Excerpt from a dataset

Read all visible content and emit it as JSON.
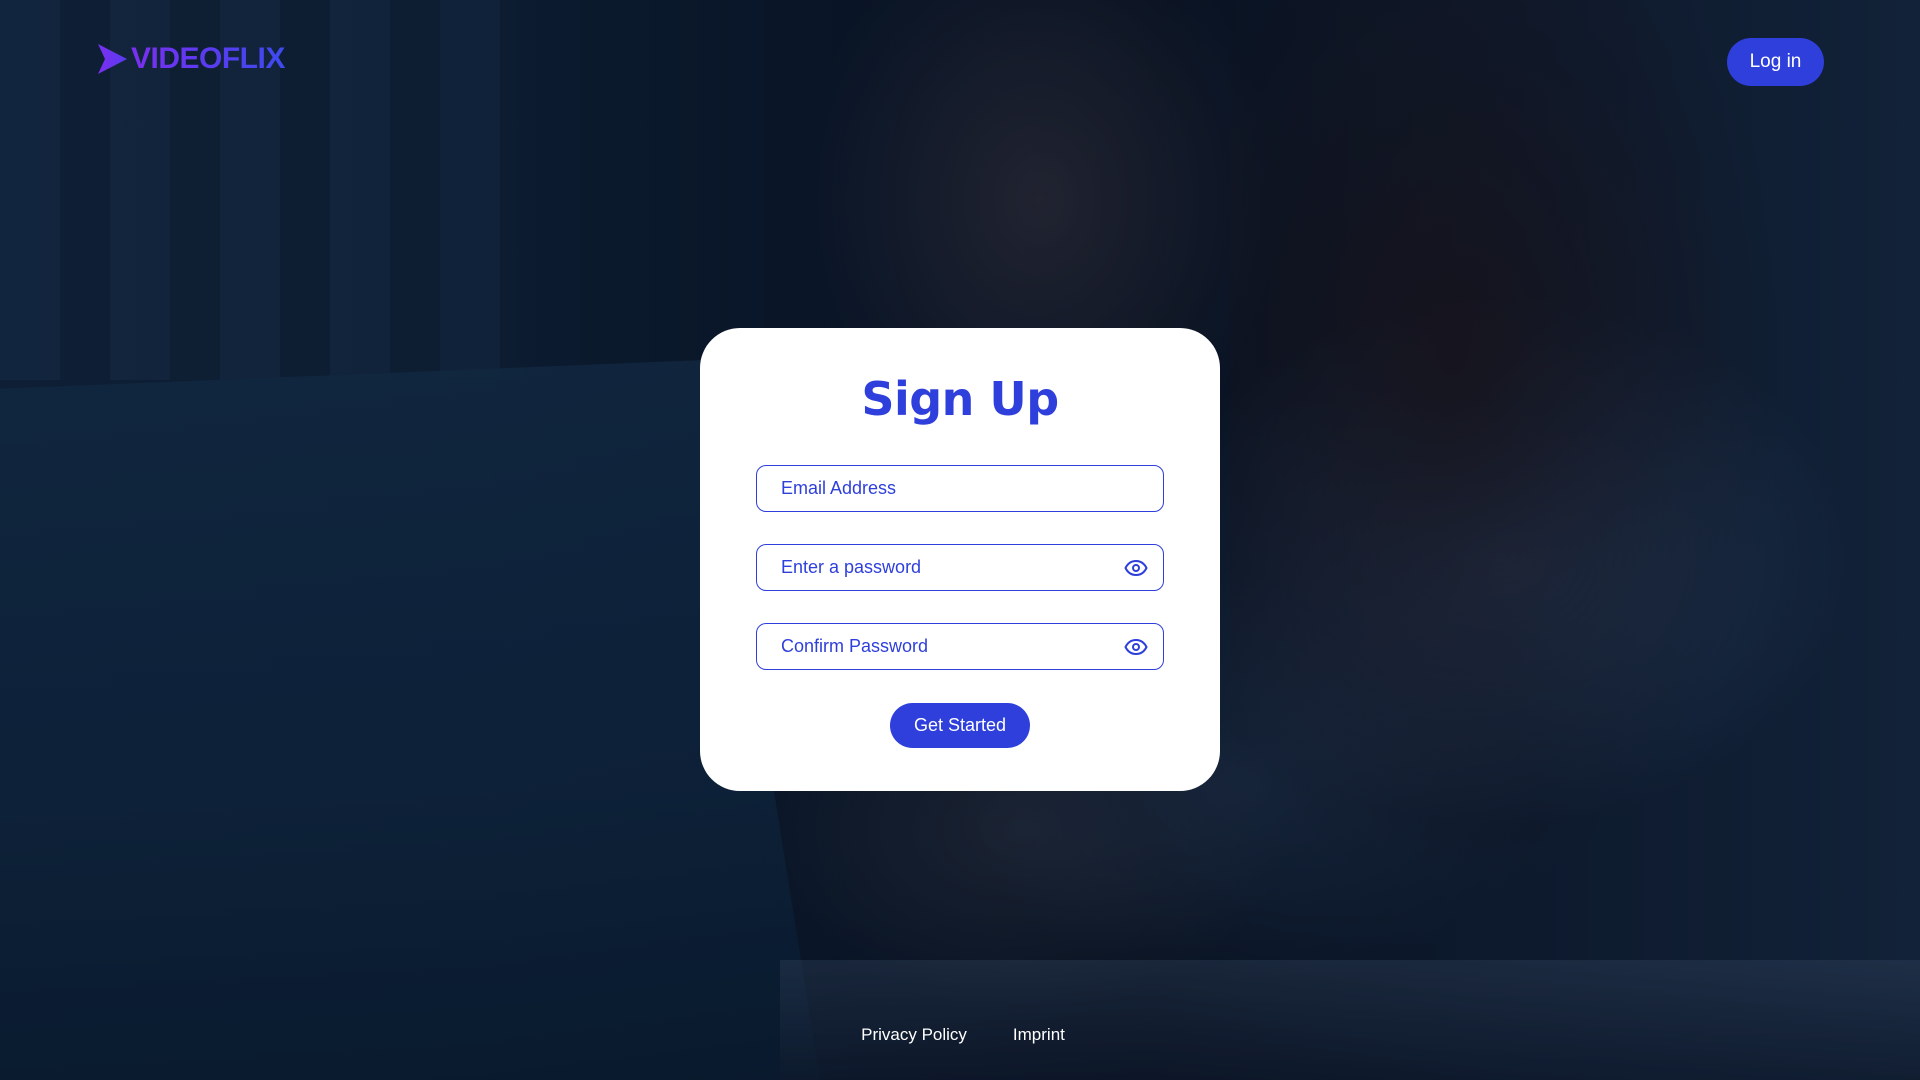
{
  "brand": {
    "name": "VIDEOFLIX",
    "logo_icon": "chevron-play-icon",
    "accent_color": "#2e3fdc",
    "logo_gradient": [
      "#7b2ff0",
      "#3d4bf0"
    ]
  },
  "header": {
    "login_label": "Log in"
  },
  "signup": {
    "title": "Sign Up",
    "email_placeholder": "Email Address",
    "password_placeholder": "Enter a password",
    "confirm_placeholder": "Confirm Password",
    "toggle_icon": "eye-icon",
    "submit_label": "Get Started"
  },
  "footer": {
    "links": [
      {
        "label": "Privacy Policy"
      },
      {
        "label": "Imprint"
      }
    ]
  }
}
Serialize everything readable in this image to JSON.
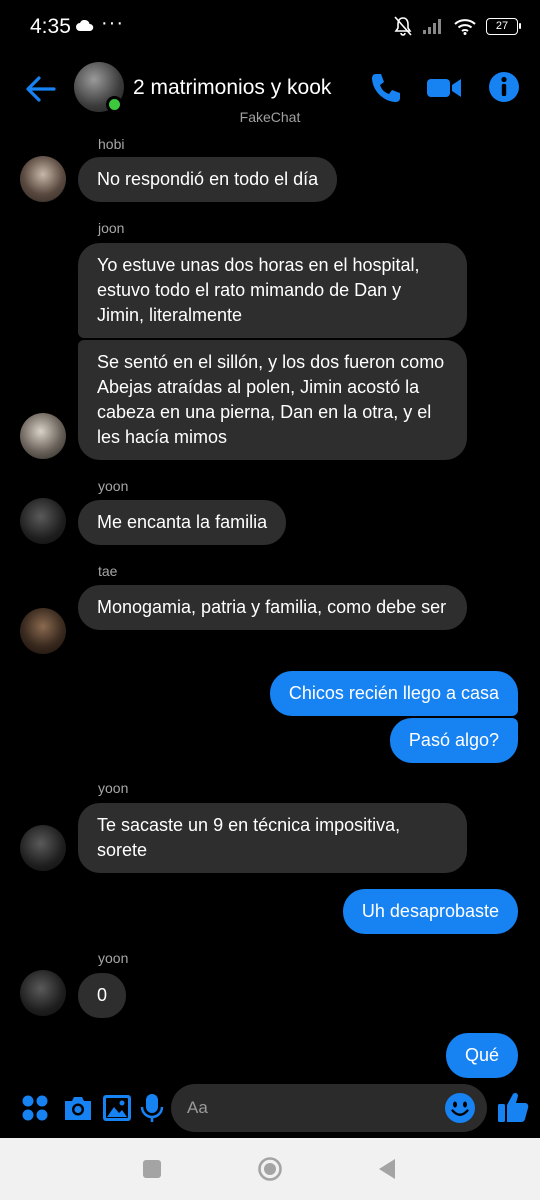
{
  "status_bar": {
    "time": "4:35",
    "dots": "···",
    "battery": "27"
  },
  "header": {
    "title": "2 matrimonios y kook",
    "subtitle": "FakeChat"
  },
  "colors": {
    "accent": "#1782f2",
    "incoming_bubble": "#2e2e2e",
    "online": "#3cc93c"
  },
  "messages": [
    {
      "sender": "hobi",
      "text": "No respondió en todo el día"
    },
    {
      "sender": "joon",
      "text": "Yo estuve unas dos horas en el hospital, estuvo todo el rato mimando de Dan y Jimin, literalmente"
    },
    {
      "text": "Se sentó en el sillón, y los dos fueron como Abejas atraídas al polen, Jimin acostó la cabeza en una pierna, Dan en la otra, y el les hacía mimos"
    },
    {
      "sender": "yoon",
      "text": "Me encanta la familia"
    },
    {
      "sender": "tae",
      "text": "Monogamia, patria y familia, como debe ser"
    },
    {
      "outgoing": true,
      "text": "Chicos recién llego a casa"
    },
    {
      "outgoing": true,
      "text": "Pasó algo?"
    },
    {
      "sender": "yoon",
      "text": "Te sacaste un 9 en técnica impositiva, sorete"
    },
    {
      "outgoing": true,
      "text": "Uh desaprobaste"
    },
    {
      "sender": "yoon",
      "text": "0"
    },
    {
      "outgoing": true,
      "text": "Qué"
    }
  ],
  "composer": {
    "placeholder": "Aa"
  },
  "icons": {
    "back": "arrow-left-icon",
    "call": "phone-icon",
    "video": "video-camera-icon",
    "info": "info-icon",
    "apps": "four-dots-icon",
    "camera": "camera-icon",
    "gallery": "image-icon",
    "mic": "microphone-icon",
    "emoji": "smiley-icon",
    "like": "thumbs-up-icon"
  }
}
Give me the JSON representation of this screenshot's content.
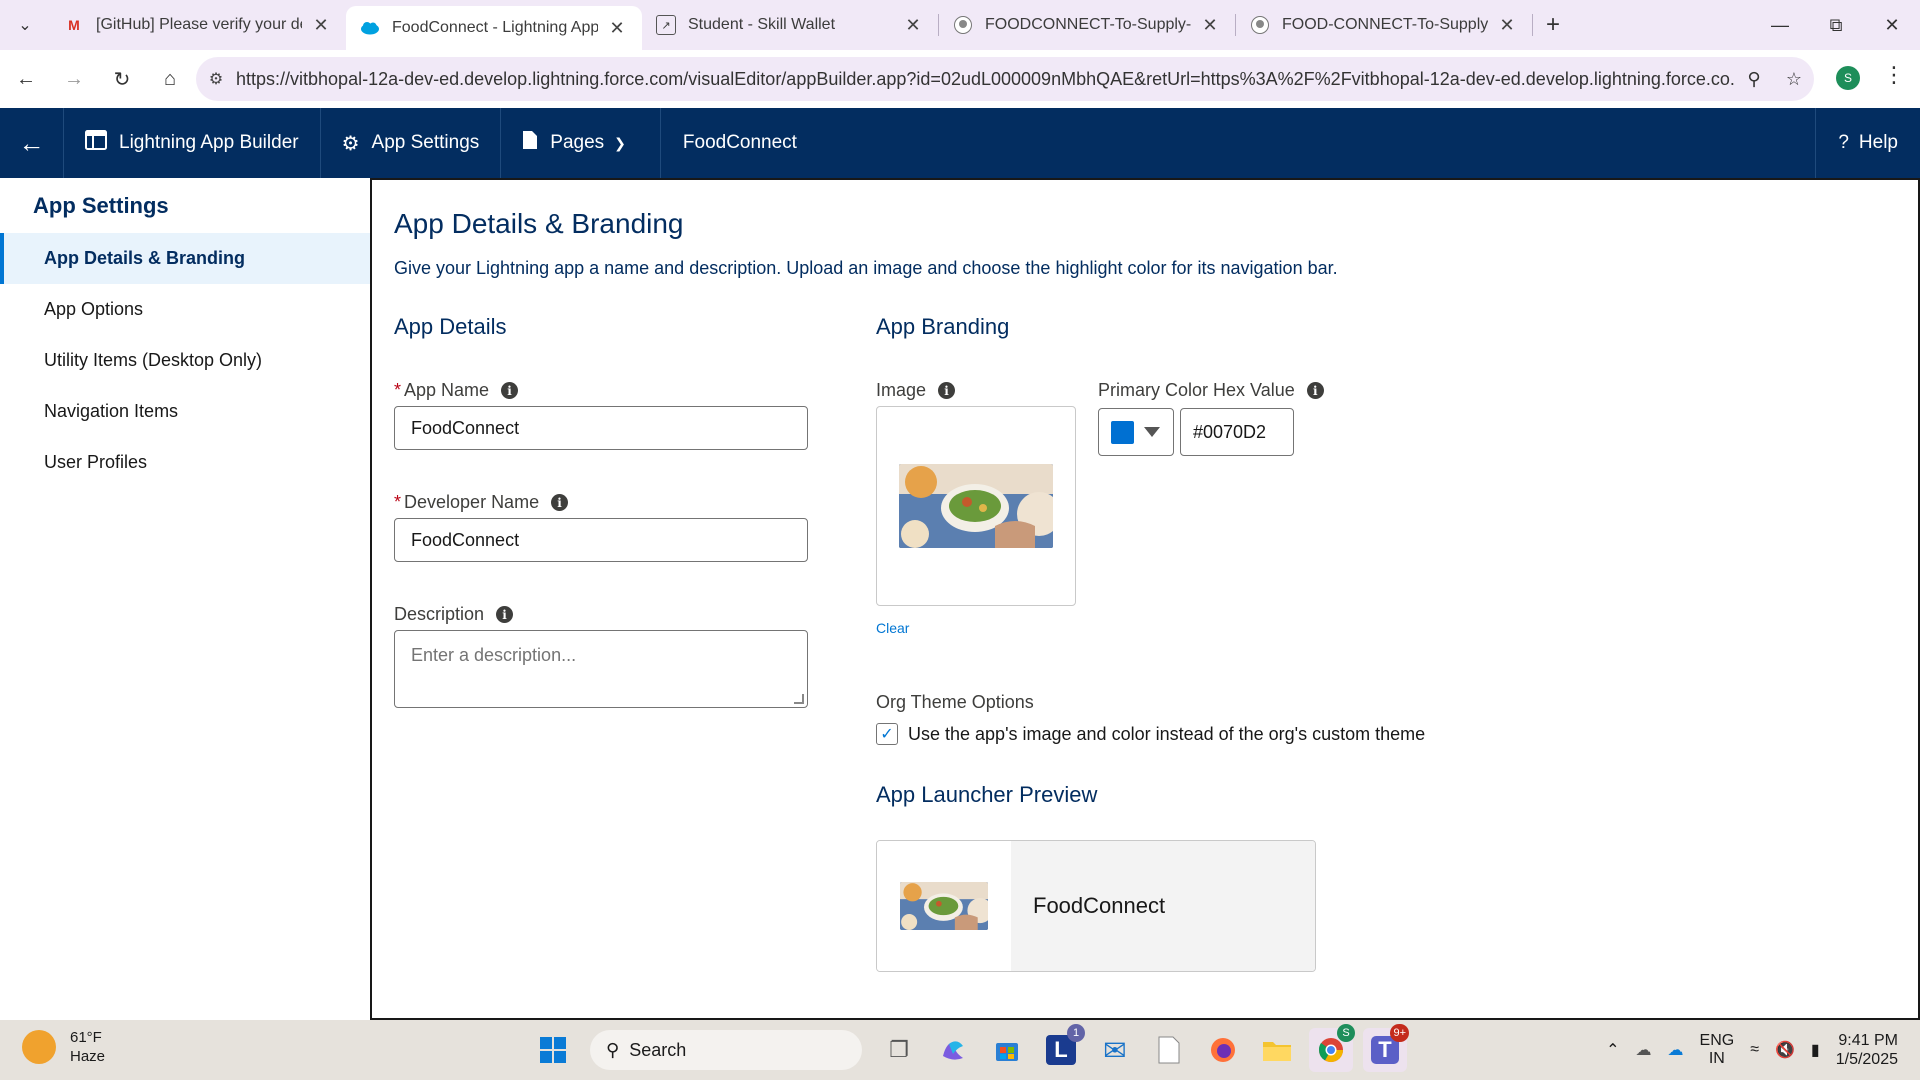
{
  "browser": {
    "tabs": [
      {
        "title": "[GitHub] Please verify your devi",
        "icon": "gmail-icon",
        "active": false
      },
      {
        "title": "FoodConnect - Lightning App B",
        "icon": "salesforce-cloud-icon",
        "active": true
      },
      {
        "title": "Student - Skill Wallet",
        "icon": "skill-wallet-icon",
        "active": false
      },
      {
        "title": "FOODCONNECT-To-Supply-Left",
        "icon": "github-icon",
        "active": false
      },
      {
        "title": "FOOD-CONNECT-To-Supply-Le",
        "icon": "github-icon",
        "active": false
      }
    ],
    "url": "https://vitbhopal-12a-dev-ed.develop.lightning.force.com/visualEditor/appBuilder.app?id=02udL000009nMbhQAE&retUrl=https%3A%2F%2Fvitbhopal-12a-dev-ed.develop.lightning.force.co...",
    "profile_initial": "S"
  },
  "header": {
    "builder_title": "Lightning App Builder",
    "app_settings_label": "App Settings",
    "pages_label": "Pages",
    "app_name": "FoodConnect",
    "help_label": "Help"
  },
  "sidebar": {
    "title": "App Settings",
    "items": [
      {
        "label": "App Details & Branding",
        "active": true
      },
      {
        "label": "App Options",
        "active": false
      },
      {
        "label": "Utility Items (Desktop Only)",
        "active": false
      },
      {
        "label": "Navigation Items",
        "active": false
      },
      {
        "label": "User Profiles",
        "active": false
      }
    ]
  },
  "main": {
    "title": "App Details & Branding",
    "intro": "Give your Lightning app a name and description. Upload an image and choose the highlight color for its navigation bar.",
    "details": {
      "section_title": "App Details",
      "app_name_label": "App Name",
      "app_name_value": "FoodConnect",
      "developer_name_label": "Developer Name",
      "developer_name_value": "FoodConnect",
      "description_label": "Description",
      "description_placeholder": "Enter a description..."
    },
    "branding": {
      "section_title": "App Branding",
      "image_label": "Image",
      "clear_label": "Clear",
      "color_label": "Primary Color Hex Value",
      "color_value": "#0070D2",
      "org_theme_label": "Org Theme Options",
      "org_theme_checkbox_label": "Use the app's image and color instead of the org's custom theme",
      "org_theme_checked": true,
      "preview_title": "App Launcher Preview",
      "preview_app_name": "FoodConnect"
    }
  },
  "taskbar": {
    "weather_temp": "61°F",
    "weather_desc": "Haze",
    "search_label": "Search",
    "lang_line1": "ENG",
    "lang_line2": "IN",
    "time": "9:41 PM",
    "date": "1/5/2025",
    "badges": {
      "teams_l": "1",
      "chrome": "S",
      "teams": "9+"
    }
  }
}
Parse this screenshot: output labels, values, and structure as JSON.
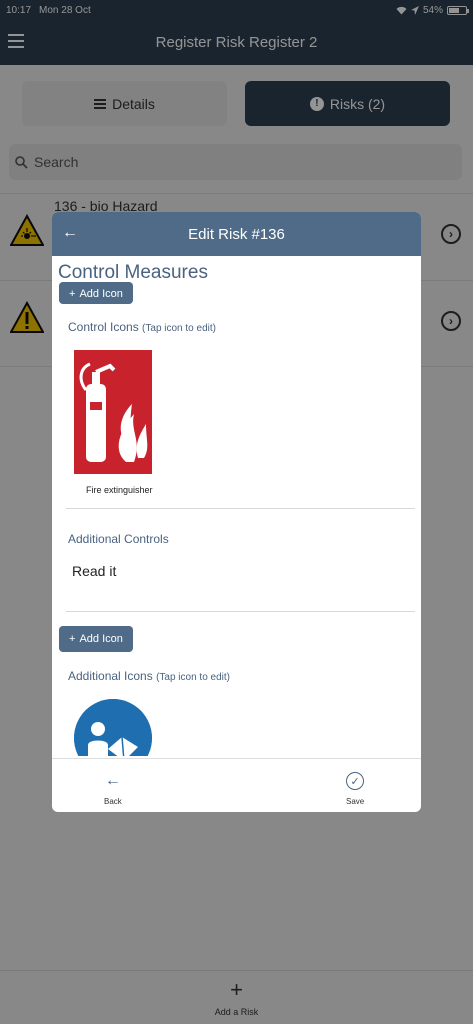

What the exercise asks:
Count how many lines of the listing above include "Jimin" and report that number alone.

Output for this exercise:
2